--- BEGIN Information supplied ---

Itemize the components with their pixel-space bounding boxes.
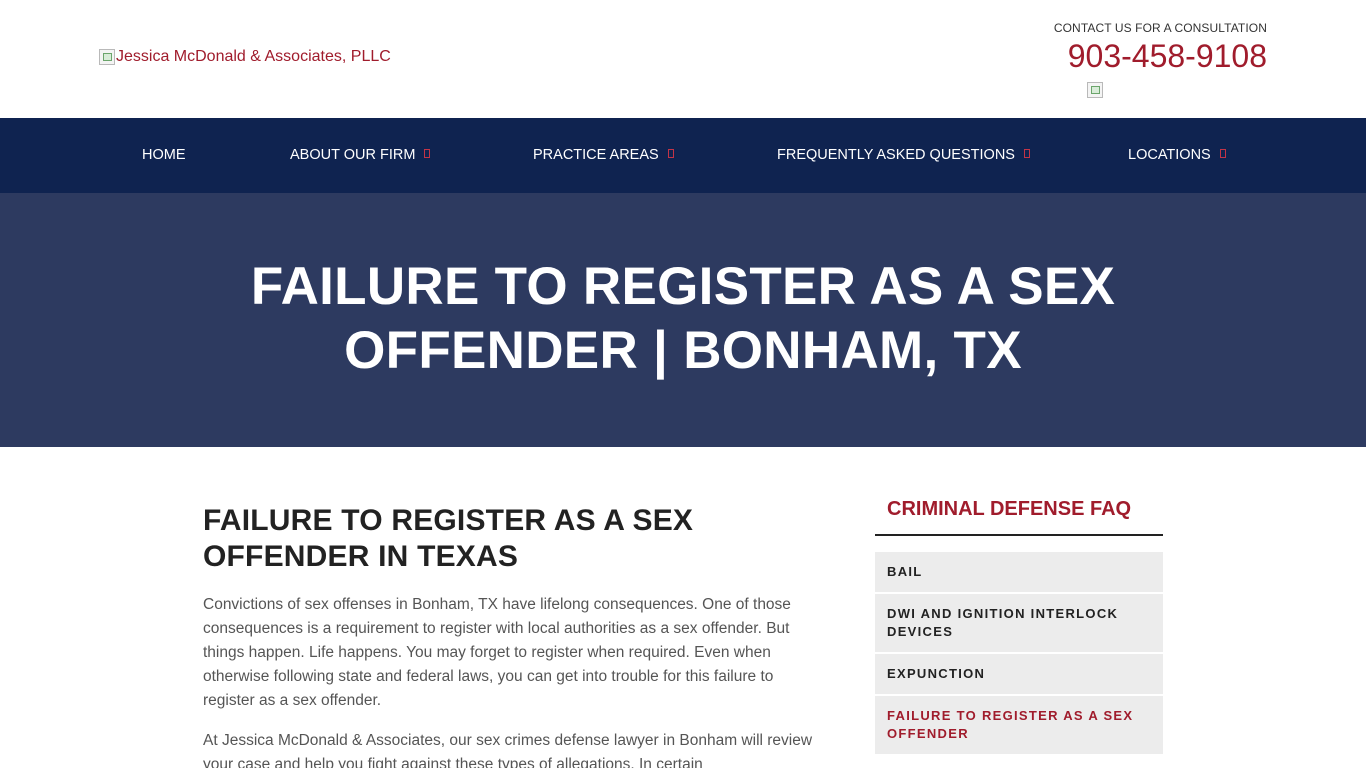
dropdown-caret-icon <box>1023 149 1030 158</box>
logo-alt-text: Jessica McDonald & Associates, PLLC <box>116 48 391 65</box>
dropdown-caret-icon <box>424 149 431 158</box>
page-title-line-2: OFFENDER | BONHAM, TX <box>344 321 1022 380</box>
hero-banner: FAILURE TO REGISTER AS A SEX OFFENDER | … <box>0 193 1366 447</box>
nav-item-locations[interactable]: LOCATIONS <box>1128 118 1226 193</box>
nav-item-label: LOCATIONS <box>1128 147 1211 163</box>
sidebar-item-bail[interactable]: BAIL <box>875 552 1163 592</box>
article-heading-line-2: OFFENDER IN TEXAS <box>203 540 519 573</box>
sidebar-item-failure-to-register[interactable]: FAILURE TO REGISTER AS A SEX OFFENDER <box>875 696 1163 754</box>
nav-item-label: PRACTICE AREAS <box>533 147 659 163</box>
nav-item-label: HOME <box>142 147 186 163</box>
site-header: Jessica McDonald & Associates, PLLC CONT… <box>0 0 1366 118</box>
main-content: FAILURE TO REGISTER AS A SEX OFFENDER IN… <box>203 503 823 768</box>
contact-label: CONTACT US FOR A CONSULTATION <box>1053 21 1267 35</box>
nav-item-home[interactable]: HOME <box>142 118 186 193</box>
article-paragraph: At Jessica McDonald & Associates, our se… <box>203 732 813 768</box>
sidebar-title: CRIMINAL DEFENSE FAQ <box>875 497 1163 536</box>
sidebar-list: BAIL DWI AND IGNITION INTERLOCK DEVICES … <box>875 552 1163 754</box>
sidebar: CRIMINAL DEFENSE FAQ BAIL DWI AND IGNITI… <box>875 497 1163 756</box>
article-heading: FAILURE TO REGISTER AS A SEX OFFENDER IN… <box>203 503 823 575</box>
dropdown-caret-icon <box>667 149 674 158</box>
broken-image-icon <box>99 49 115 65</box>
sidebar-item-expunction[interactable]: EXPUNCTION <box>875 654 1163 694</box>
nav-item-about-our-firm[interactable]: ABOUT OUR FIRM <box>290 118 431 193</box>
page-title-line-1: FAILURE TO REGISTER AS A SEX <box>250 257 1116 316</box>
nav-item-faq[interactable]: FREQUENTLY ASKED QUESTIONS <box>777 118 1030 193</box>
article-heading-line-1: FAILURE TO REGISTER AS A SEX <box>203 504 694 537</box>
logo-link[interactable]: Jessica McDonald & Associates, PLLC <box>99 48 391 66</box>
page-title: FAILURE TO REGISTER AS A SEX OFFENDER | … <box>183 255 1183 383</box>
nav-item-label: FREQUENTLY ASKED QUESTIONS <box>777 147 1015 163</box>
article-paragraph: Convictions of sex offenses in Bonham, T… <box>203 596 791 709</box>
nav-item-label: ABOUT OUR FIRM <box>290 147 416 163</box>
main-nav: HOME ABOUT OUR FIRM PRACTICE AREAS FREQU… <box>0 118 1366 193</box>
dropdown-caret-icon <box>1219 149 1226 158</box>
broken-image-icon <box>1087 82 1103 98</box>
sidebar-item-dwi-ignition-interlock[interactable]: DWI AND IGNITION INTERLOCK DEVICES <box>875 594 1163 652</box>
nav-item-practice-areas[interactable]: PRACTICE AREAS <box>533 118 674 193</box>
phone-link[interactable]: 903-458-9108 <box>1054 37 1267 75</box>
contact-block: CONTACT US FOR A CONSULTATION 903-458-91… <box>1054 21 1267 75</box>
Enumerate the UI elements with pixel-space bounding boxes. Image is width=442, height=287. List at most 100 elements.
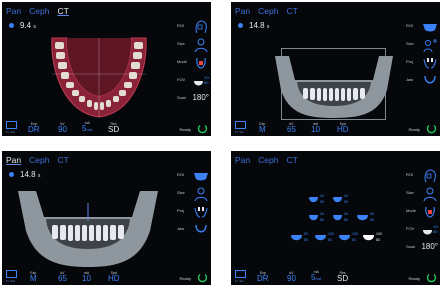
proj-control[interactable]: Proj: [177, 203, 211, 221]
fov-dome-icon: [291, 235, 302, 241]
person-outline-icon: [423, 187, 437, 202]
roi-control[interactable]: ROI: [177, 18, 211, 36]
timer-value: 14.8: [20, 170, 36, 179]
exp-setting[interactable]: Exp DR: [257, 271, 269, 283]
svg-text:80: 80: [204, 80, 209, 85]
scan-control[interactable]: Scan 180°: [177, 90, 211, 108]
fov-height: 50: [344, 200, 348, 204]
fov-option[interactable]: 40 80: [333, 211, 355, 225]
size-control[interactable]: Size: [177, 185, 211, 203]
person-outline-icon: [194, 38, 208, 53]
proj-control[interactable]: Proj: [406, 54, 440, 72]
exp-value: DR: [257, 274, 269, 283]
capture-button[interactable]: Fr. Sel: [6, 270, 17, 283]
tab-ceph[interactable]: Ceph: [29, 155, 49, 165]
fov-option[interactable]: 100 80: [315, 231, 337, 245]
capture-button[interactable]: Fr. Sel: [235, 270, 246, 283]
roi-control[interactable]: ROI: [406, 18, 440, 36]
kv-setting[interactable]: kV 65: [58, 271, 67, 283]
fov-control[interactable]: FOV 10080: [177, 72, 211, 90]
exp-setting[interactable]: Exp M: [259, 122, 266, 134]
ready-label: Ready: [408, 276, 420, 281]
tab-pan[interactable]: Pan: [235, 155, 250, 165]
kv-value: 90: [58, 125, 67, 134]
fov-option[interactable]: 80 80: [357, 211, 379, 225]
tab-ceph[interactable]: Ceph: [258, 6, 278, 16]
kv-setting[interactable]: kV 90: [58, 122, 67, 134]
tab-pan[interactable]: Pan: [6, 155, 21, 165]
tab-ct[interactable]: CT: [286, 6, 297, 16]
scan-control[interactable]: Scan 180°: [406, 239, 440, 257]
side-controls: ROI Size Proj Jaw: [177, 167, 211, 239]
mode-tabs: Pan Ceph CT: [235, 155, 298, 165]
ready-power-icon[interactable]: [197, 123, 208, 134]
fov-control[interactable]: FOV 10080: [406, 221, 440, 239]
capture-button[interactable]: Fr. Sel: [235, 121, 246, 134]
spd-setting[interactable]: Spd HD: [108, 271, 120, 283]
tab-ct[interactable]: CT: [286, 155, 297, 165]
ma-setting[interactable]: mA 10: [82, 271, 91, 283]
tab-pan[interactable]: Pan: [6, 6, 21, 16]
ma-value: 10: [82, 274, 91, 283]
kv-value: 65: [287, 125, 296, 134]
kv-setting[interactable]: kV 90: [287, 271, 296, 283]
kv-value: 65: [58, 274, 67, 283]
jaw-control[interactable]: Jaw: [177, 221, 211, 239]
tab-ceph[interactable]: Ceph: [29, 6, 49, 16]
ma-setting[interactable]: mA 5mA: [311, 270, 321, 283]
capture-button[interactable]: Fr. Sel: [6, 121, 17, 134]
spd-setting[interactable]: Spd HD: [337, 122, 349, 134]
exp-value: DR: [28, 125, 40, 134]
monitor-icon: [235, 270, 246, 278]
res-setting[interactable]: Res SD: [108, 122, 119, 134]
timer-unit: s: [37, 173, 41, 179]
size-control[interactable]: Size: [177, 36, 211, 54]
mode-control[interactable]: Mode: [177, 54, 211, 72]
roi-control[interactable]: ROI: [177, 167, 211, 185]
mode-tabs: Pan Ceph CT: [6, 155, 69, 165]
timer-unit: s: [33, 24, 36, 30]
size-control[interactable]: Size: [406, 185, 440, 203]
fov-option[interactable]: 80 80: [291, 231, 313, 245]
fov-option-selected[interactable]: 100 80: [363, 231, 385, 245]
fov-option[interactable]: 40 50: [309, 193, 331, 207]
fov-option[interactable]: 100 80: [339, 231, 361, 245]
side-controls: ROI Size Mode FOV 10080 Scan 180°: [177, 18, 211, 108]
tab-ct[interactable]: CT: [57, 6, 68, 16]
svg-text:80: 80: [433, 229, 438, 234]
tab-ct[interactable]: CT: [57, 155, 68, 165]
bottom-bar: Fr. Sel Exp DR kV 90 mA 5mA Res SD Ready: [231, 270, 440, 285]
fov-dome-icon: [333, 215, 342, 221]
fov-height: 80: [328, 238, 332, 242]
panel-pan-jaw: Pan Ceph CT 14.8 s ROI Size Proj Jaw Fr.…: [2, 151, 211, 285]
tab-ceph[interactable]: Ceph: [258, 155, 278, 165]
fov-width: 100: [328, 232, 334, 236]
exp-setting[interactable]: Exp DR: [28, 122, 40, 134]
fov-width: 100: [376, 232, 382, 236]
ma-setting[interactable]: mA 5mA: [82, 121, 92, 134]
exp-setting[interactable]: Exp M: [30, 271, 37, 283]
jaw-label: Jaw: [406, 77, 414, 82]
ready-power-icon[interactable]: [426, 272, 437, 283]
fov-width: 80: [370, 212, 374, 216]
jaw-control[interactable]: Jaw: [406, 72, 440, 90]
size-control[interactable]: Size: [406, 36, 440, 54]
fov-dome-icon: [333, 197, 342, 203]
capture-caption: Fr. Sel: [6, 130, 15, 134]
kv-setting[interactable]: kV 65: [287, 122, 296, 134]
ready-power-icon[interactable]: [197, 272, 208, 283]
ma-setting[interactable]: mA 10: [311, 122, 320, 134]
res-setting[interactable]: Res SD: [337, 271, 348, 283]
tab-pan[interactable]: Pan: [235, 6, 250, 16]
ready-label: Ready: [408, 127, 420, 132]
mode-control[interactable]: Mode: [406, 203, 440, 221]
scan-timer: 14.8 s: [238, 21, 269, 30]
panel-fov-select: Pan Ceph CT 40 50 40 50 40 80 40 80 80 8…: [231, 151, 440, 285]
roi-control[interactable]: ROI: [406, 167, 440, 185]
timer-dot-icon: [238, 23, 243, 28]
fov-option[interactable]: 40 50: [333, 193, 355, 207]
fov-option[interactable]: 40 80: [309, 211, 331, 225]
roi-label: ROI: [406, 23, 414, 28]
ready-power-icon[interactable]: [426, 123, 437, 134]
monitor-icon: [6, 270, 17, 278]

--- END Information supplied ---

Task:
Reproduce word for word the lines beginning with the line containing "proj-control[interactable]: Proj: [177, 203, 211, 221]" and continuing through the line containing "exp-setting[interactable]: Exp DR: [257, 271, 269, 283]".

Output:
proj-control[interactable]: Proj: [177, 203, 211, 221]
fov-dome-icon: [291, 235, 302, 241]
person-outline-icon: [423, 187, 437, 202]
roi-control[interactable]: ROI: [177, 18, 211, 36]
timer-value: 14.8: [20, 170, 36, 179]
exp-setting[interactable]: Exp DR: [257, 271, 269, 283]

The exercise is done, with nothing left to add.